*What you are asked to do*. Make an exact copy of all the records.

--- begin Information provided ---

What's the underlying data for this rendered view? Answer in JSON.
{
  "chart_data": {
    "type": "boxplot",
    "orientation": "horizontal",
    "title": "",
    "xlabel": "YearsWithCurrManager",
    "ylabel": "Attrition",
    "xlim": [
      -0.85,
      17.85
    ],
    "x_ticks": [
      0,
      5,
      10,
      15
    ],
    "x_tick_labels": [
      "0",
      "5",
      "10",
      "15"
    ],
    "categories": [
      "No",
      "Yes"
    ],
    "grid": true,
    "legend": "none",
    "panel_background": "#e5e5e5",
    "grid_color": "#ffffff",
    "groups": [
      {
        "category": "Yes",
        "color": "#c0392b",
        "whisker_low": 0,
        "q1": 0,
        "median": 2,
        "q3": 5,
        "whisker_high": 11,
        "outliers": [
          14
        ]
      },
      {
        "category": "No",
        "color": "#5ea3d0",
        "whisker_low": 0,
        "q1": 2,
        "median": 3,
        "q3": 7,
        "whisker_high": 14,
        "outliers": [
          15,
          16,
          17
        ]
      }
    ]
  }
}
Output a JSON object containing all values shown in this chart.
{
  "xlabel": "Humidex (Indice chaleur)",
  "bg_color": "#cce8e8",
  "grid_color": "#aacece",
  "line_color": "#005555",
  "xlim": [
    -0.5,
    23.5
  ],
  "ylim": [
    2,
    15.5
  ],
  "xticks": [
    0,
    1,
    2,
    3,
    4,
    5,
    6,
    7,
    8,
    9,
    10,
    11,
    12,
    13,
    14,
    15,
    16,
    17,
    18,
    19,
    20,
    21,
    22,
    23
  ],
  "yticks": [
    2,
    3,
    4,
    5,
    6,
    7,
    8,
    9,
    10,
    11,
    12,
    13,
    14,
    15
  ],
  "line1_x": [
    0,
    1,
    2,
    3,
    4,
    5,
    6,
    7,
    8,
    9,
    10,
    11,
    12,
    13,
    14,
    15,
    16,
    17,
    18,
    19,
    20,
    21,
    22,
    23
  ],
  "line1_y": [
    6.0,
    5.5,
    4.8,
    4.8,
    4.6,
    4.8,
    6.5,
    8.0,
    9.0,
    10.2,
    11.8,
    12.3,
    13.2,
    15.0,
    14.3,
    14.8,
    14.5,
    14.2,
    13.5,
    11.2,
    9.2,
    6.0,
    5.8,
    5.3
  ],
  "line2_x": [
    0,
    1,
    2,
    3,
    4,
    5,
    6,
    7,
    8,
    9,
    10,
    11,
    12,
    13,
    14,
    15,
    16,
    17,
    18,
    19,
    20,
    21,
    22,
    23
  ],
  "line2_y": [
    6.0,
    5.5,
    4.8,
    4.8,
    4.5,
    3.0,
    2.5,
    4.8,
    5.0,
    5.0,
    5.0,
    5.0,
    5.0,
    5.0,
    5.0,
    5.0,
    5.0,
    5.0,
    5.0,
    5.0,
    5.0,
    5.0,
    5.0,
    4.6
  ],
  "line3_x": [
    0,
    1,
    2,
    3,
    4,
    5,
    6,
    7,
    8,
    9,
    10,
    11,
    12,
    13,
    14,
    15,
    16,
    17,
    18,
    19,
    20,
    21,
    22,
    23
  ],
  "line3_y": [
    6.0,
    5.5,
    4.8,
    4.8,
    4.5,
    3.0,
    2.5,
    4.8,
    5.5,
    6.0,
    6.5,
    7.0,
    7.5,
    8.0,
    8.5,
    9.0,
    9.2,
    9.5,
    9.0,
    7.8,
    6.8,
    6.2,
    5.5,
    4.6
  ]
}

--- end Information provided ---

*Result below*.
What's the underlying data for this rendered view? Answer in JSON.
{
  "chart_data": {
    "type": "boxplot",
    "orientation": "horizontal",
    "title": "",
    "xlabel": "YearsWithCurrManager",
    "ylabel": "Attrition",
    "xlim": [
      -0.85,
      17.85
    ],
    "x_ticks": [
      0,
      5,
      10,
      15
    ],
    "x_tick_labels": [
      "0",
      "5",
      "10",
      "15"
    ],
    "categories": [
      "No",
      "Yes"
    ],
    "grid": true,
    "legend": "none",
    "panel_background": "#e5e5e5",
    "grid_color": "#ffffff",
    "groups": [
      {
        "category": "Yes",
        "color": "#c0392b",
        "whisker_low": 0,
        "q1": 0,
        "median": 2,
        "q3": 5,
        "whisker_high": 11,
        "outliers": [
          14
        ]
      },
      {
        "category": "No",
        "color": "#5ea3d0",
        "whisker_low": 0,
        "q1": 2,
        "median": 3,
        "q3": 7,
        "whisker_high": 14,
        "outliers": [
          15,
          16,
          17
        ]
      }
    ]
  }
}
Output a JSON object containing all values shown in this chart.
{
  "xlabel": "Humidex (Indice chaleur)",
  "bg_color": "#cce8e8",
  "grid_color": "#aacece",
  "line_color": "#005555",
  "xlim": [
    -0.5,
    23.5
  ],
  "ylim": [
    2,
    15.5
  ],
  "xticks": [
    0,
    1,
    2,
    3,
    4,
    5,
    6,
    7,
    8,
    9,
    10,
    11,
    12,
    13,
    14,
    15,
    16,
    17,
    18,
    19,
    20,
    21,
    22,
    23
  ],
  "yticks": [
    2,
    3,
    4,
    5,
    6,
    7,
    8,
    9,
    10,
    11,
    12,
    13,
    14,
    15
  ],
  "line1_x": [
    0,
    1,
    2,
    3,
    4,
    5,
    6,
    7,
    8,
    9,
    10,
    11,
    12,
    13,
    14,
    15,
    16,
    17,
    18,
    19,
    20,
    21,
    22,
    23
  ],
  "line1_y": [
    6.0,
    5.5,
    4.8,
    4.8,
    4.6,
    4.8,
    6.5,
    8.0,
    9.0,
    10.2,
    11.8,
    12.3,
    13.2,
    15.0,
    14.3,
    14.8,
    14.5,
    14.2,
    13.5,
    11.2,
    9.2,
    6.0,
    5.8,
    5.3
  ],
  "line2_x": [
    0,
    1,
    2,
    3,
    4,
    5,
    6,
    7,
    8,
    9,
    10,
    11,
    12,
    13,
    14,
    15,
    16,
    17,
    18,
    19,
    20,
    21,
    22,
    23
  ],
  "line2_y": [
    6.0,
    5.5,
    4.8,
    4.8,
    4.5,
    3.0,
    2.5,
    4.8,
    5.0,
    5.0,
    5.0,
    5.0,
    5.0,
    5.0,
    5.0,
    5.0,
    5.0,
    5.0,
    5.0,
    5.0,
    5.0,
    5.0,
    5.0,
    4.6
  ],
  "line3_x": [
    0,
    1,
    2,
    3,
    4,
    5,
    6,
    7,
    8,
    9,
    10,
    11,
    12,
    13,
    14,
    15,
    16,
    17,
    18,
    19,
    20,
    21,
    22,
    23
  ],
  "line3_y": [
    6.0,
    5.5,
    4.8,
    4.8,
    4.5,
    3.0,
    2.5,
    4.8,
    5.5,
    6.0,
    6.5,
    7.0,
    7.5,
    8.0,
    8.5,
    9.0,
    9.2,
    9.5,
    9.0,
    7.8,
    6.8,
    6.2,
    5.5,
    4.6
  ]
}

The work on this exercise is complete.